* _Information supplied_
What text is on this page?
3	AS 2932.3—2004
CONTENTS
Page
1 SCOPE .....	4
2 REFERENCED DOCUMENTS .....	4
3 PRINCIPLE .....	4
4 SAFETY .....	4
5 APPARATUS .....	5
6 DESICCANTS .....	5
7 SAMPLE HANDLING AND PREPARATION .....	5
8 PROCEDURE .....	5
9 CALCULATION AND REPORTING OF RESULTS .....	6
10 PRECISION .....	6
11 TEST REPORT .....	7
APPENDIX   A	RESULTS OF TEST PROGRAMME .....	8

* _What is needed_
Copy every line of the material, please, keeping it exactly the same.

* _Solution for this task_
What text is on this page?
3	AS 2932.3—2004
CONTENTS
Page
1 SCOPE .....	4
2 REFERENCED DOCUMENTS .....	4
3 PRINCIPLE .....	4
4 SAFETY .....	4
5 APPARATUS .....	5
6 DESICCANTS .....	5
7 SAMPLE HANDLING AND PREPARATION .....	5
8 PROCEDURE .....	5
9 CALCULATION AND REPORTING OF RESULTS .....	6
10 PRECISION .....	6
11 TEST REPORT .....	7
APPENDIX   A	RESULTS OF TEST PROGRAMME .....	8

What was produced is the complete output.